**WHAT IS EXPECTED**: Will you output all of the data below exactly, omitting the images?

**DATA TO PROCESS**:

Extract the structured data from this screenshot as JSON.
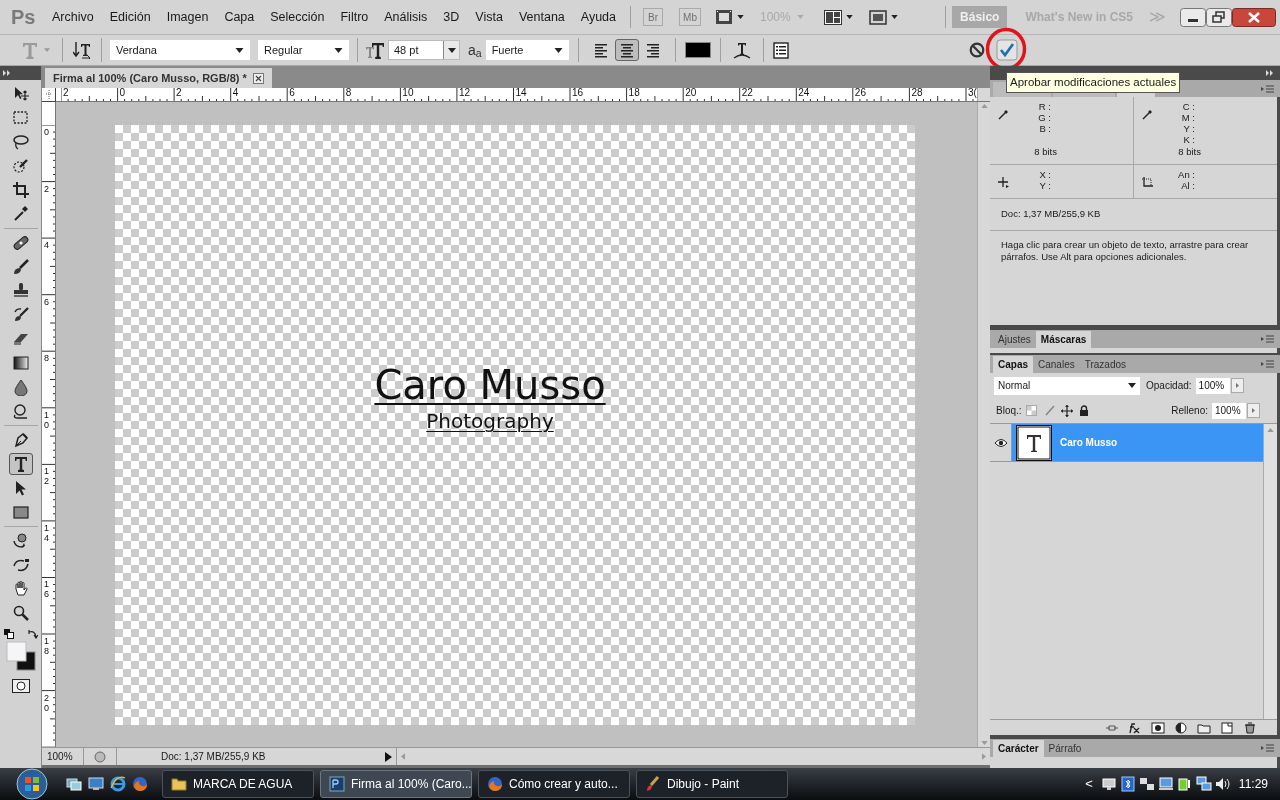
{
  "app_logo": "Ps",
  "menu": [
    "Archivo",
    "Edición",
    "Imagen",
    "Capa",
    "Selección",
    "Filtro",
    "Análisis",
    "3D",
    "Vista",
    "Ventana",
    "Ayuda"
  ],
  "app_bar": {
    "bridge": "Br",
    "mini_bridge": "Mb",
    "zoom": "100%",
    "more": "≫",
    "workspaces": [
      {
        "label": "Básico",
        "selected": true
      },
      {
        "label": "What's New in CS5",
        "selected": false
      }
    ]
  },
  "options_bar": {
    "font_family": "Verdana",
    "font_style": "Regular",
    "font_size": "48 pt",
    "antialias_icon": "a$_{a}$",
    "antialias": "Fuerte",
    "align": [
      {
        "kind": "left",
        "selected": false
      },
      {
        "kind": "center",
        "selected": true
      },
      {
        "kind": "right",
        "selected": false
      }
    ]
  },
  "tooltip": "Aprobar modificaciones actuales",
  "tools": [
    {
      "kind": "move",
      "selected": false
    },
    {
      "kind": "marquee",
      "selected": false
    },
    {
      "kind": "lasso",
      "selected": false
    },
    {
      "kind": "quick-select",
      "selected": false
    },
    {
      "kind": "crop",
      "selected": false
    },
    {
      "kind": "eyedropper",
      "selected": false
    },
    {
      "kind": "healing",
      "selected": false
    },
    {
      "kind": "brush",
      "selected": false
    },
    {
      "kind": "stamp",
      "selected": false
    },
    {
      "kind": "history-brush",
      "selected": false
    },
    {
      "kind": "eraser",
      "selected": false
    },
    {
      "kind": "gradient",
      "selected": false
    },
    {
      "kind": "blur",
      "selected": false
    },
    {
      "kind": "dodge",
      "selected": false
    },
    {
      "kind": "pen",
      "selected": false
    },
    {
      "kind": "type",
      "selected": true
    },
    {
      "kind": "path-select",
      "selected": false
    },
    {
      "kind": "shape",
      "selected": false
    },
    {
      "kind": "rotate3d",
      "selected": false
    },
    {
      "kind": "orbit3d",
      "selected": false
    },
    {
      "kind": "hand",
      "selected": false
    },
    {
      "kind": "zoom",
      "selected": false
    }
  ],
  "document": {
    "tab": "Firma al 100% (Caro Musso, RGB/8) *",
    "ruler_h": [
      "2",
      "0",
      "2",
      "4",
      "6",
      "8",
      "10",
      "12",
      "14",
      "16",
      "18",
      "20",
      "22",
      "24",
      "26",
      "28",
      "3("
    ],
    "ruler_v": [
      "0",
      "2",
      "4",
      "6",
      "8",
      "10",
      "12",
      "14",
      "16",
      "18",
      "20"
    ],
    "title_text": "Caro Musso",
    "subtitle_text": "Photography",
    "zoom": "100%",
    "status": "Doc: 1,37 MB/255,9 KB"
  },
  "info_tabs": [
    {
      "selected": false
    },
    {
      "selected": false
    },
    {
      "selected": true
    }
  ],
  "info_panel": {
    "rgb_labels": [
      "R :",
      "G :",
      "B :"
    ],
    "rgb_bits": "8 bits",
    "cmyk_labels": [
      "C :",
      "M :",
      "Y :",
      "K :"
    ],
    "cmyk_bits": "8 bits",
    "xy_labels": [
      "X :",
      "Y :"
    ],
    "size_labels": [
      "An :",
      "Al :"
    ],
    "doc": "Doc: 1,37 MB/255,9 KB",
    "hint": "Haga clic para crear un objeto de texto, arrastre para crear párrafos. Use Alt para opciones adicionales."
  },
  "adjust_tabs": [
    {
      "label": "Ajustes",
      "selected": false
    },
    {
      "label": "Máscaras",
      "selected": true
    }
  ],
  "layer_tabs": [
    {
      "label": "Capas",
      "selected": true
    },
    {
      "label": "Canales",
      "selected": false
    },
    {
      "label": "Trazados",
      "selected": false
    }
  ],
  "layers_panel": {
    "blend_mode": "Normal",
    "opacity_label": "Opacidad:",
    "opacity": "100%",
    "lock_label": "Bloq.:",
    "fill_label": "Relleno:",
    "fill": "100%"
  },
  "layers": [
    {
      "name": "Caro Musso",
      "kind": "text",
      "visible": true,
      "selected": true
    }
  ],
  "char_tabs": [
    {
      "label": "Carácter",
      "selected": true
    },
    {
      "label": "Párrafo",
      "selected": false
    }
  ],
  "taskbar": {
    "tasks": [
      {
        "label": "MARCA DE AGUA",
        "kind": "folder",
        "selected": false
      },
      {
        "label": "Firma al 100% (Caro...",
        "kind": "photoshop",
        "selected": true
      },
      {
        "label": "Cómo crear y auto...",
        "kind": "firefox",
        "selected": false
      },
      {
        "label": "Dibujo - Paint",
        "kind": "paint",
        "selected": false
      }
    ],
    "tray_arrow": "<",
    "time": "11:29"
  }
}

**RESULT OF THE EXERCISE**:
Extract the structured data from this screenshot as JSON.
{
  "app_logo": "Ps",
  "menu": [
    "Archivo",
    "Edición",
    "Imagen",
    "Capa",
    "Selección",
    "Filtro",
    "Análisis",
    "3D",
    "Vista",
    "Ventana",
    "Ayuda"
  ],
  "app_bar": {
    "bridge": "Br",
    "mini_bridge": "Mb",
    "zoom": "100%",
    "more": "≫",
    "workspaces": [
      {
        "label": "Básico",
        "selected": true
      },
      {
        "label": "What's New in CS5",
        "selected": false
      }
    ]
  },
  "options_bar": {
    "font_family": "Verdana",
    "font_style": "Regular",
    "font_size": "48 pt",
    "antialias_icon": "a$_{a}$",
    "antialias": "Fuerte",
    "align": [
      {
        "kind": "left",
        "selected": false
      },
      {
        "kind": "center",
        "selected": true
      },
      {
        "kind": "right",
        "selected": false
      }
    ]
  },
  "tooltip": "Aprobar modificaciones actuales",
  "tools": [
    {
      "kind": "move",
      "selected": false
    },
    {
      "kind": "marquee",
      "selected": false
    },
    {
      "kind": "lasso",
      "selected": false
    },
    {
      "kind": "quick-select",
      "selected": false
    },
    {
      "kind": "crop",
      "selected": false
    },
    {
      "kind": "eyedropper",
      "selected": false
    },
    {
      "kind": "healing",
      "selected": false
    },
    {
      "kind": "brush",
      "selected": false
    },
    {
      "kind": "stamp",
      "selected": false
    },
    {
      "kind": "history-brush",
      "selected": false
    },
    {
      "kind": "eraser",
      "selected": false
    },
    {
      "kind": "gradient",
      "selected": false
    },
    {
      "kind": "blur",
      "selected": false
    },
    {
      "kind": "dodge",
      "selected": false
    },
    {
      "kind": "pen",
      "selected": false
    },
    {
      "kind": "type",
      "selected": true
    },
    {
      "kind": "path-select",
      "selected": false
    },
    {
      "kind": "shape",
      "selected": false
    },
    {
      "kind": "rotate3d",
      "selected": false
    },
    {
      "kind": "orbit3d",
      "selected": false
    },
    {
      "kind": "hand",
      "selected": false
    },
    {
      "kind": "zoom",
      "selected": false
    }
  ],
  "document": {
    "tab": "Firma al 100% (Caro Musso, RGB/8) *",
    "ruler_h": [
      "2",
      "0",
      "2",
      "4",
      "6",
      "8",
      "10",
      "12",
      "14",
      "16",
      "18",
      "20",
      "22",
      "24",
      "26",
      "28",
      "3("
    ],
    "ruler_v": [
      "0",
      "2",
      "4",
      "6",
      "8",
      "10",
      "12",
      "14",
      "16",
      "18",
      "20"
    ],
    "title_text": "Caro Musso",
    "subtitle_text": "Photography",
    "zoom": "100%",
    "status": "Doc: 1,37 MB/255,9 KB"
  },
  "info_tabs": [
    {
      "selected": false
    },
    {
      "selected": false
    },
    {
      "selected": true
    }
  ],
  "info_panel": {
    "rgb_labels": [
      "R :",
      "G :",
      "B :"
    ],
    "rgb_bits": "8 bits",
    "cmyk_labels": [
      "C :",
      "M :",
      "Y :",
      "K :"
    ],
    "cmyk_bits": "8 bits",
    "xy_labels": [
      "X :",
      "Y :"
    ],
    "size_labels": [
      "An :",
      "Al :"
    ],
    "doc": "Doc: 1,37 MB/255,9 KB",
    "hint": "Haga clic para crear un objeto de texto, arrastre para crear párrafos. Use Alt para opciones adicionales."
  },
  "adjust_tabs": [
    {
      "label": "Ajustes",
      "selected": false
    },
    {
      "label": "Máscaras",
      "selected": true
    }
  ],
  "layer_tabs": [
    {
      "label": "Capas",
      "selected": true
    },
    {
      "label": "Canales",
      "selected": false
    },
    {
      "label": "Trazados",
      "selected": false
    }
  ],
  "layers_panel": {
    "blend_mode": "Normal",
    "opacity_label": "Opacidad:",
    "opacity": "100%",
    "lock_label": "Bloq.:",
    "fill_label": "Relleno:",
    "fill": "100%"
  },
  "layers": [
    {
      "name": "Caro Musso",
      "kind": "text",
      "visible": true,
      "selected": true
    }
  ],
  "char_tabs": [
    {
      "label": "Carácter",
      "selected": true
    },
    {
      "label": "Párrafo",
      "selected": false
    }
  ],
  "taskbar": {
    "tasks": [
      {
        "label": "MARCA DE AGUA",
        "kind": "folder",
        "selected": false
      },
      {
        "label": "Firma al 100% (Caro...",
        "kind": "photoshop",
        "selected": true
      },
      {
        "label": "Cómo crear y auto...",
        "kind": "firefox",
        "selected": false
      },
      {
        "label": "Dibujo - Paint",
        "kind": "paint",
        "selected": false
      }
    ],
    "tray_arrow": "<",
    "time": "11:29"
  }
}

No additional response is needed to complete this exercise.